Start of ENTRIES SHOWN

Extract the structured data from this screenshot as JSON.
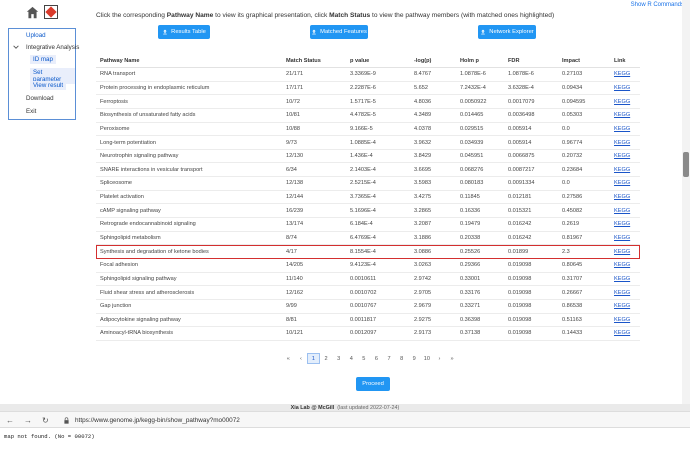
{
  "app": {
    "home_icon": "home-icon",
    "logo_icon": "app-logo-icon",
    "r_commands": "Show R Commands"
  },
  "sidebar": {
    "items": [
      {
        "label": "Upload"
      },
      {
        "label": "Integrative Analysis"
      },
      {
        "label": "Download"
      },
      {
        "label": "Exit"
      }
    ],
    "subitems": [
      {
        "label": "ID map"
      },
      {
        "label": "Set parameter"
      },
      {
        "label": "View result"
      }
    ]
  },
  "instructions": {
    "part1": "Click the corresponding ",
    "bold1": "Pathway Name",
    "part2": " to view its graphical presentation, click ",
    "bold2": "Match Status",
    "part3": " to view the pathway members (with matched ones highlighted)"
  },
  "buttons": {
    "results_table": "Results Table",
    "matched_features": "Matched Features",
    "network_explorer": "Network Explorer",
    "proceed": "Proceed"
  },
  "table": {
    "headers": [
      "Pathway Name",
      "Match Status",
      "p value",
      "-log(p)",
      "Holm p",
      "FDR",
      "Impact",
      "Link"
    ],
    "rows": [
      [
        "RNA transport",
        "21/171",
        "3.3369E-9",
        "8.4767",
        "1.0878E-6",
        "1.0878E-6",
        "0.27103",
        "KEGG"
      ],
      [
        "Protein processing in endoplasmic reticulum",
        "17/171",
        "2.2287E-6",
        "5.652",
        "7.2432E-4",
        "3.6328E-4",
        "0.09434",
        "KEGG"
      ],
      [
        "Ferroptosis",
        "10/72",
        "1.5717E-5",
        "4.8036",
        "0.0050922",
        "0.0017079",
        "0.094595",
        "KEGG"
      ],
      [
        "Biosynthesis of unsaturated fatty acids",
        "10/81",
        "4.4782E-5",
        "4.3489",
        "0.014465",
        "0.0036498",
        "0.05303",
        "KEGG"
      ],
      [
        "Peroxisome",
        "10/88",
        "9.166E-5",
        "4.0378",
        "0.029515",
        "0.005914",
        "0.0",
        "KEGG"
      ],
      [
        "Long-term potentiation",
        "9/73",
        "1.0885E-4",
        "3.9632",
        "0.034939",
        "0.005914",
        "0.96774",
        "KEGG"
      ],
      [
        "Neurotrophin signaling pathway",
        "12/130",
        "1.436E-4",
        "3.8429",
        "0.045951",
        "0.0066875",
        "0.20732",
        "KEGG"
      ],
      [
        "SNARE interactions in vesicular transport",
        "6/34",
        "2.1403E-4",
        "3.6695",
        "0.068276",
        "0.0087217",
        "0.23684",
        "KEGG"
      ],
      [
        "Spliceosome",
        "12/138",
        "2.5215E-4",
        "3.5983",
        "0.080183",
        "0.0091334",
        "0.0",
        "KEGG"
      ],
      [
        "Platelet activation",
        "12/144",
        "3.7365E-4",
        "3.4275",
        "0.11845",
        "0.012181",
        "0.27586",
        "KEGG"
      ],
      [
        "cAMP signaling pathway",
        "16/239",
        "5.1696E-4",
        "3.2865",
        "0.16336",
        "0.015321",
        "0.45082",
        "KEGG"
      ],
      [
        "Retrograde endocannabinoid signaling",
        "13/174",
        "6.184E-4",
        "3.2087",
        "0.19479",
        "0.016242",
        "0.2619",
        "KEGG"
      ],
      [
        "Sphingolipid metabolism",
        "8/74",
        "6.4769E-4",
        "3.1886",
        "0.20338",
        "0.016242",
        "0.81967",
        "KEGG"
      ],
      [
        "Synthesis and degradation of ketone bodies",
        "4/17",
        "8.1554E-4",
        "3.0886",
        "0.25526",
        "0.01899",
        "2.3",
        "KEGG"
      ],
      [
        "Focal adhesion",
        "14/205",
        "9.4123E-4",
        "3.0263",
        "0.29366",
        "0.019098",
        "0.80645",
        "KEGG"
      ],
      [
        "Sphingolipid signaling pathway",
        "11/140",
        "0.0010611",
        "2.9742",
        "0.33001",
        "0.019098",
        "0.31707",
        "KEGG"
      ],
      [
        "Fluid shear stress and atherosclerosis",
        "12/162",
        "0.0010702",
        "2.9705",
        "0.33176",
        "0.019098",
        "0.26667",
        "KEGG"
      ],
      [
        "Gap junction",
        "9/99",
        "0.0010767",
        "2.9679",
        "0.33271",
        "0.019098",
        "0.86538",
        "KEGG"
      ],
      [
        "Adipocytokine signaling pathway",
        "8/81",
        "0.0011817",
        "2.9275",
        "0.36398",
        "0.019098",
        "0.51163",
        "KEGG"
      ],
      [
        "Aminoacyl-tRNA biosynthesis",
        "10/121",
        "0.0012097",
        "2.9173",
        "0.37138",
        "0.019098",
        "0.14433",
        "KEGG"
      ]
    ],
    "highlighted_row": "Synthesis and degradation of ketone bodies"
  },
  "pager": {
    "first": "«",
    "prev": "‹",
    "pages": [
      "1",
      "2",
      "3",
      "4",
      "5",
      "6",
      "7",
      "8",
      "9",
      "10"
    ],
    "next": "›",
    "last": "»",
    "current": "1"
  },
  "footer": {
    "brand": "Xia Lab @ McGill",
    "updated": "(last updated 2022-07-24)"
  },
  "browser2": {
    "url": "https://www.genome.jp/kegg-bin/show_pathway?mo00072",
    "message": "map not found. (No = 00072)"
  },
  "colors": {
    "accent": "#2196f3",
    "link": "#1a55c9",
    "highlight_border": "#d32f2f"
  }
}
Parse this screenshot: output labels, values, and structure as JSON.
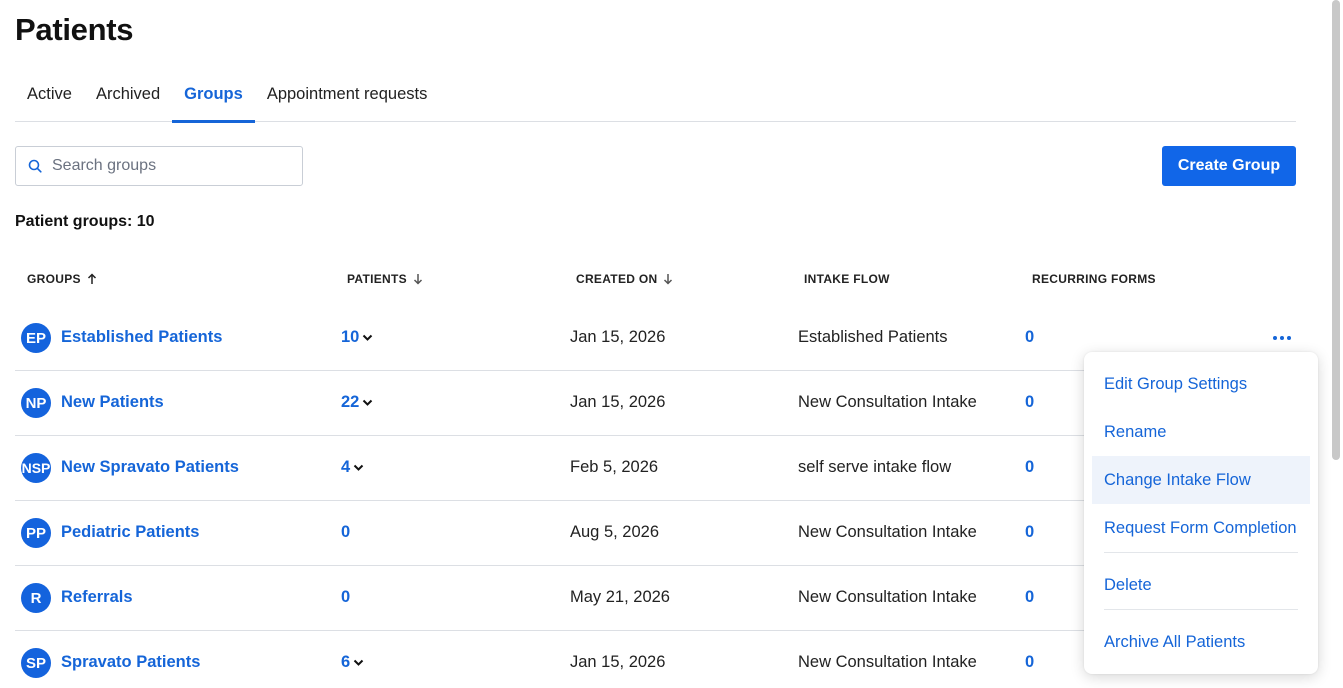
{
  "page": {
    "title": "Patients"
  },
  "tabs": [
    {
      "label": "Active",
      "active": false
    },
    {
      "label": "Archived",
      "active": false
    },
    {
      "label": "Groups",
      "active": true
    },
    {
      "label": "Appointment requests",
      "active": false
    }
  ],
  "search": {
    "placeholder": "Search groups",
    "value": ""
  },
  "create_button": {
    "label": "Create Group"
  },
  "summary": {
    "text": "Patient groups: 10"
  },
  "columns": {
    "groups": "GROUPS",
    "patients": "PATIENTS",
    "created_on": "CREATED ON",
    "intake_flow": "INTAKE FLOW",
    "recurring_forms": "RECURRING FORMS"
  },
  "rows": [
    {
      "initials": "EP",
      "name": "Established Patients",
      "patients": "10",
      "created": "Jan 15, 2026",
      "intake": "Established Patients",
      "recurring": "0"
    },
    {
      "initials": "NP",
      "name": "New Patients",
      "patients": "22",
      "created": "Jan 15, 2026",
      "intake": "New Consultation Intake",
      "recurring": "0"
    },
    {
      "initials": "NSP",
      "name": "New Spravato Patients",
      "patients": "4",
      "created": "Feb 5, 2026",
      "intake": "self serve intake flow",
      "recurring": "0"
    },
    {
      "initials": "PP",
      "name": "Pediatric Patients",
      "patients": "0",
      "created": "Aug 5, 2026",
      "intake": "New Consultation Intake",
      "recurring": "0"
    },
    {
      "initials": "R",
      "name": "Referrals",
      "patients": "0",
      "created": "May 21, 2026",
      "intake": "New Consultation Intake",
      "recurring": "0"
    },
    {
      "initials": "SP",
      "name": "Spravato Patients",
      "patients": "6",
      "created": "Jan 15, 2026",
      "intake": "New Consultation Intake",
      "recurring": "0"
    }
  ],
  "menu": {
    "items": [
      {
        "label": "Edit Group Settings"
      },
      {
        "label": "Rename"
      },
      {
        "label": "Change Intake Flow",
        "hovered": true
      },
      {
        "label": "Request Form Completion"
      },
      {
        "label": "Delete"
      },
      {
        "label": "Archive All Patients"
      }
    ]
  },
  "colors": {
    "accent": "#1565d8",
    "button": "#1166e8",
    "avatar": "#1463dd",
    "border": "#dcdfe4"
  },
  "icons": {
    "search": "search-icon",
    "sort_asc": "arrow-up-icon",
    "sort_desc": "arrow-down-icon",
    "expand": "chevron-down-icon",
    "more": "more-horizontal-icon"
  }
}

End of ENTRIES SHOWN

◆ TASK DIRECTIONS: Wherever the word "Sphingolipid" shows up in the material, copy the line it is on.

◆ ANSWER BELOW:
        "Sphingolipid metabolism",
        "Sphingolipid signaling pathway",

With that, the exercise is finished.